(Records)
──────
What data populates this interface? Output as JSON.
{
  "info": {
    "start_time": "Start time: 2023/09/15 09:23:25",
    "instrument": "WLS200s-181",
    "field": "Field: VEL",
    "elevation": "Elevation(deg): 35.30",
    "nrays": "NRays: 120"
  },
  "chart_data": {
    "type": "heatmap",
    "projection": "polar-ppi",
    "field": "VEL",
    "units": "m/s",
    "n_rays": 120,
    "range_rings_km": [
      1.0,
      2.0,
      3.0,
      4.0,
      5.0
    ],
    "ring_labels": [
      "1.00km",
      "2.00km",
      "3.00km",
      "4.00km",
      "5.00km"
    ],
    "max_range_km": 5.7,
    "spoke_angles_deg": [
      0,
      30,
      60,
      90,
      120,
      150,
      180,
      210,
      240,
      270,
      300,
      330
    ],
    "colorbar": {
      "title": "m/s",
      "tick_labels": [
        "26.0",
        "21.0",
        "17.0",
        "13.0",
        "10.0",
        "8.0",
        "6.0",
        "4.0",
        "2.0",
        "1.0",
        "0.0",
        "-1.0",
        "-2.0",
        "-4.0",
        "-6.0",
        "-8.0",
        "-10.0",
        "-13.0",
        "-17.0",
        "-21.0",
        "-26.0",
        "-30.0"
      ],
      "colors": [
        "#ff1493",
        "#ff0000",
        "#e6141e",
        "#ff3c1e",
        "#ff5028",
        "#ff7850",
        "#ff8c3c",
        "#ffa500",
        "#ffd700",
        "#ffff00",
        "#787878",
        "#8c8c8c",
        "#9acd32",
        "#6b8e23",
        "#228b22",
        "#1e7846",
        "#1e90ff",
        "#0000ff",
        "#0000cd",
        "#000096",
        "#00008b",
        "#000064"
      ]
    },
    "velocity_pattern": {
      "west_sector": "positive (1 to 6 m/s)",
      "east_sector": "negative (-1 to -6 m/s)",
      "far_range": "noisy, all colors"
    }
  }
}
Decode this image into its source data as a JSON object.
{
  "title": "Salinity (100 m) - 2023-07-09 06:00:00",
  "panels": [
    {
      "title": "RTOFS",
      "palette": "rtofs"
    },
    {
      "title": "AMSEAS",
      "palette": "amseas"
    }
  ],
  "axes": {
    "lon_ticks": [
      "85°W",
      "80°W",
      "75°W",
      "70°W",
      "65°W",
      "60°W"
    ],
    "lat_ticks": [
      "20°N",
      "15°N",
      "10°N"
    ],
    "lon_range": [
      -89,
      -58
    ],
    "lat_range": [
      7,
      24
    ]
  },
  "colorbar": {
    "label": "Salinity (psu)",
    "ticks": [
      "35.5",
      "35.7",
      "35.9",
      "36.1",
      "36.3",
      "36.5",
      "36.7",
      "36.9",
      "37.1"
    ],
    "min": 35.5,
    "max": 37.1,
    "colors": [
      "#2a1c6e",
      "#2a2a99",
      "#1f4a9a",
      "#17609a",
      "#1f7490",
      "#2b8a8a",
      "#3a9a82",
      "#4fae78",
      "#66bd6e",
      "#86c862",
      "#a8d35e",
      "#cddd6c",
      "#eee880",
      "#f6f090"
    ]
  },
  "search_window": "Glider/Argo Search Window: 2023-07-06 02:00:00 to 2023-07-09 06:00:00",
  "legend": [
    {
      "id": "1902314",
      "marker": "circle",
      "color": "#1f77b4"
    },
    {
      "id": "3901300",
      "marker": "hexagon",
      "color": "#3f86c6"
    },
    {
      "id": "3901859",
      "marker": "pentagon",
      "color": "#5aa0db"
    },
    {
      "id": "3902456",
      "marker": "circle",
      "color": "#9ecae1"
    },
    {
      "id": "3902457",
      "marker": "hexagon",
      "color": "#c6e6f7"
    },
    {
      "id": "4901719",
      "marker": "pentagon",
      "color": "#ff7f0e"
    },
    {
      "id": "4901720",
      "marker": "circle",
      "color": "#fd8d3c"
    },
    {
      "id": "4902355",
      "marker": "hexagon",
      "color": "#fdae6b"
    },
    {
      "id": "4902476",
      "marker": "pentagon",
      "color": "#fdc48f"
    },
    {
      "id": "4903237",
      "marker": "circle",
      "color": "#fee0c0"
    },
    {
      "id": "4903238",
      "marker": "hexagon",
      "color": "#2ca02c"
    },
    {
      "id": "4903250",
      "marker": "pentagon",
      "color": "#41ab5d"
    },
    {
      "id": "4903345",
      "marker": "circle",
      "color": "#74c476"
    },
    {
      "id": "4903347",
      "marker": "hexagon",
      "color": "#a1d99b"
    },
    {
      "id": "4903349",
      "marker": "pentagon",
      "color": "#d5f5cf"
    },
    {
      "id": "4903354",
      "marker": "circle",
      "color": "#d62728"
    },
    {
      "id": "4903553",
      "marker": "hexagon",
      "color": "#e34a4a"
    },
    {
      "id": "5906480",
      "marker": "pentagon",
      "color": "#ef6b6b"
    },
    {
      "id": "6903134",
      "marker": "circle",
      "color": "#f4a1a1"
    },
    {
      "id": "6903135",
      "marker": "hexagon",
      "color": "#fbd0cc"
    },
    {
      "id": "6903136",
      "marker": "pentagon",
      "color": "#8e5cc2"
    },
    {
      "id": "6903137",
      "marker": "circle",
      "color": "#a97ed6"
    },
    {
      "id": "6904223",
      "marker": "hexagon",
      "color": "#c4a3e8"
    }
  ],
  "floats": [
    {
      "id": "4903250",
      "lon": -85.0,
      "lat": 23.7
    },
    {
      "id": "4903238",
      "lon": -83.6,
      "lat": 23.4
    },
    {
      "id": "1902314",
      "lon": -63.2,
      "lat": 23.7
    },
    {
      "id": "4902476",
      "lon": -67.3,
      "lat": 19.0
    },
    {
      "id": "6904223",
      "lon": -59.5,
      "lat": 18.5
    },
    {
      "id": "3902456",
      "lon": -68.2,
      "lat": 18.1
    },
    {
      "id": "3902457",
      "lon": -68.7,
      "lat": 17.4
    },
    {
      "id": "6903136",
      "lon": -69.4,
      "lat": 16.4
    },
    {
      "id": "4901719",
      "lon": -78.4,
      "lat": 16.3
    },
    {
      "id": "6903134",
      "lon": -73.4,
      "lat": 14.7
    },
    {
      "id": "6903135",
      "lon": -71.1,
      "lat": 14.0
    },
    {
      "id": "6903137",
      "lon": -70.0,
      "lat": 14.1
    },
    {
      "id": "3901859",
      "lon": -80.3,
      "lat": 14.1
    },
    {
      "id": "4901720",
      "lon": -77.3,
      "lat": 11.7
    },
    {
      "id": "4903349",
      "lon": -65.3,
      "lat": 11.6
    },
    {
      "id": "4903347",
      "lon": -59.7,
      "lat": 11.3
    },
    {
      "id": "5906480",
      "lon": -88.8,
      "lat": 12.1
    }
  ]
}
──────
Written request.
All of the records must be repeated exactly.

Response.
What data populates this interface? Output as JSON.
{
  "info": {
    "start_time": "Start time: 2023/09/15 09:23:25",
    "instrument": "WLS200s-181",
    "field": "Field: VEL",
    "elevation": "Elevation(deg): 35.30",
    "nrays": "NRays: 120"
  },
  "chart_data": {
    "type": "heatmap",
    "projection": "polar-ppi",
    "field": "VEL",
    "units": "m/s",
    "n_rays": 120,
    "range_rings_km": [
      1.0,
      2.0,
      3.0,
      4.0,
      5.0
    ],
    "ring_labels": [
      "1.00km",
      "2.00km",
      "3.00km",
      "4.00km",
      "5.00km"
    ],
    "max_range_km": 5.7,
    "spoke_angles_deg": [
      0,
      30,
      60,
      90,
      120,
      150,
      180,
      210,
      240,
      270,
      300,
      330
    ],
    "colorbar": {
      "title": "m/s",
      "tick_labels": [
        "26.0",
        "21.0",
        "17.0",
        "13.0",
        "10.0",
        "8.0",
        "6.0",
        "4.0",
        "2.0",
        "1.0",
        "0.0",
        "-1.0",
        "-2.0",
        "-4.0",
        "-6.0",
        "-8.0",
        "-10.0",
        "-13.0",
        "-17.0",
        "-21.0",
        "-26.0",
        "-30.0"
      ],
      "colors": [
        "#ff1493",
        "#ff0000",
        "#e6141e",
        "#ff3c1e",
        "#ff5028",
        "#ff7850",
        "#ff8c3c",
        "#ffa500",
        "#ffd700",
        "#ffff00",
        "#787878",
        "#8c8c8c",
        "#9acd32",
        "#6b8e23",
        "#228b22",
        "#1e7846",
        "#1e90ff",
        "#0000ff",
        "#0000cd",
        "#000096",
        "#00008b",
        "#000064"
      ]
    },
    "velocity_pattern": {
      "west_sector": "positive (1 to 6 m/s)",
      "east_sector": "negative (-1 to -6 m/s)",
      "far_range": "noisy, all colors"
    }
  }
}
Decode this image into its source data as a JSON object.
{
  "title": "Salinity (100 m) - 2023-07-09 06:00:00",
  "panels": [
    {
      "title": "RTOFS",
      "palette": "rtofs"
    },
    {
      "title": "AMSEAS",
      "palette": "amseas"
    }
  ],
  "axes": {
    "lon_ticks": [
      "85°W",
      "80°W",
      "75°W",
      "70°W",
      "65°W",
      "60°W"
    ],
    "lat_ticks": [
      "20°N",
      "15°N",
      "10°N"
    ],
    "lon_range": [
      -89,
      -58
    ],
    "lat_range": [
      7,
      24
    ]
  },
  "colorbar": {
    "label": "Salinity (psu)",
    "ticks": [
      "35.5",
      "35.7",
      "35.9",
      "36.1",
      "36.3",
      "36.5",
      "36.7",
      "36.9",
      "37.1"
    ],
    "min": 35.5,
    "max": 37.1,
    "colors": [
      "#2a1c6e",
      "#2a2a99",
      "#1f4a9a",
      "#17609a",
      "#1f7490",
      "#2b8a8a",
      "#3a9a82",
      "#4fae78",
      "#66bd6e",
      "#86c862",
      "#a8d35e",
      "#cddd6c",
      "#eee880",
      "#f6f090"
    ]
  },
  "search_window": "Glider/Argo Search Window: 2023-07-06 02:00:00 to 2023-07-09 06:00:00",
  "legend": [
    {
      "id": "1902314",
      "marker": "circle",
      "color": "#1f77b4"
    },
    {
      "id": "3901300",
      "marker": "hexagon",
      "color": "#3f86c6"
    },
    {
      "id": "3901859",
      "marker": "pentagon",
      "color": "#5aa0db"
    },
    {
      "id": "3902456",
      "marker": "circle",
      "color": "#9ecae1"
    },
    {
      "id": "3902457",
      "marker": "hexagon",
      "color": "#c6e6f7"
    },
    {
      "id": "4901719",
      "marker": "pentagon",
      "color": "#ff7f0e"
    },
    {
      "id": "4901720",
      "marker": "circle",
      "color": "#fd8d3c"
    },
    {
      "id": "4902355",
      "marker": "hexagon",
      "color": "#fdae6b"
    },
    {
      "id": "4902476",
      "marker": "pentagon",
      "color": "#fdc48f"
    },
    {
      "id": "4903237",
      "marker": "circle",
      "color": "#fee0c0"
    },
    {
      "id": "4903238",
      "marker": "hexagon",
      "color": "#2ca02c"
    },
    {
      "id": "4903250",
      "marker": "pentagon",
      "color": "#41ab5d"
    },
    {
      "id": "4903345",
      "marker": "circle",
      "color": "#74c476"
    },
    {
      "id": "4903347",
      "marker": "hexagon",
      "color": "#a1d99b"
    },
    {
      "id": "4903349",
      "marker": "pentagon",
      "color": "#d5f5cf"
    },
    {
      "id": "4903354",
      "marker": "circle",
      "color": "#d62728"
    },
    {
      "id": "4903553",
      "marker": "hexagon",
      "color": "#e34a4a"
    },
    {
      "id": "5906480",
      "marker": "pentagon",
      "color": "#ef6b6b"
    },
    {
      "id": "6903134",
      "marker": "circle",
      "color": "#f4a1a1"
    },
    {
      "id": "6903135",
      "marker": "hexagon",
      "color": "#fbd0cc"
    },
    {
      "id": "6903136",
      "marker": "pentagon",
      "color": "#8e5cc2"
    },
    {
      "id": "6903137",
      "marker": "circle",
      "color": "#a97ed6"
    },
    {
      "id": "6904223",
      "marker": "hexagon",
      "color": "#c4a3e8"
    }
  ],
  "floats": [
    {
      "id": "4903250",
      "lon": -85.0,
      "lat": 23.7
    },
    {
      "id": "4903238",
      "lon": -83.6,
      "lat": 23.4
    },
    {
      "id": "1902314",
      "lon": -63.2,
      "lat": 23.7
    },
    {
      "id": "4902476",
      "lon": -67.3,
      "lat": 19.0
    },
    {
      "id": "6904223",
      "lon": -59.5,
      "lat": 18.5
    },
    {
      "id": "3902456",
      "lon": -68.2,
      "lat": 18.1
    },
    {
      "id": "3902457",
      "lon": -68.7,
      "lat": 17.4
    },
    {
      "id": "6903136",
      "lon": -69.4,
      "lat": 16.4
    },
    {
      "id": "4901719",
      "lon": -78.4,
      "lat": 16.3
    },
    {
      "id": "6903134",
      "lon": -73.4,
      "lat": 14.7
    },
    {
      "id": "6903135",
      "lon": -71.1,
      "lat": 14.0
    },
    {
      "id": "6903137",
      "lon": -70.0,
      "lat": 14.1
    },
    {
      "id": "3901859",
      "lon": -80.3,
      "lat": 14.1
    },
    {
      "id": "4901720",
      "lon": -77.3,
      "lat": 11.7
    },
    {
      "id": "4903349",
      "lon": -65.3,
      "lat": 11.6
    },
    {
      "id": "4903347",
      "lon": -59.7,
      "lat": 11.3
    },
    {
      "id": "5906480",
      "lon": -88.8,
      "lat": 12.1
    }
  ]
}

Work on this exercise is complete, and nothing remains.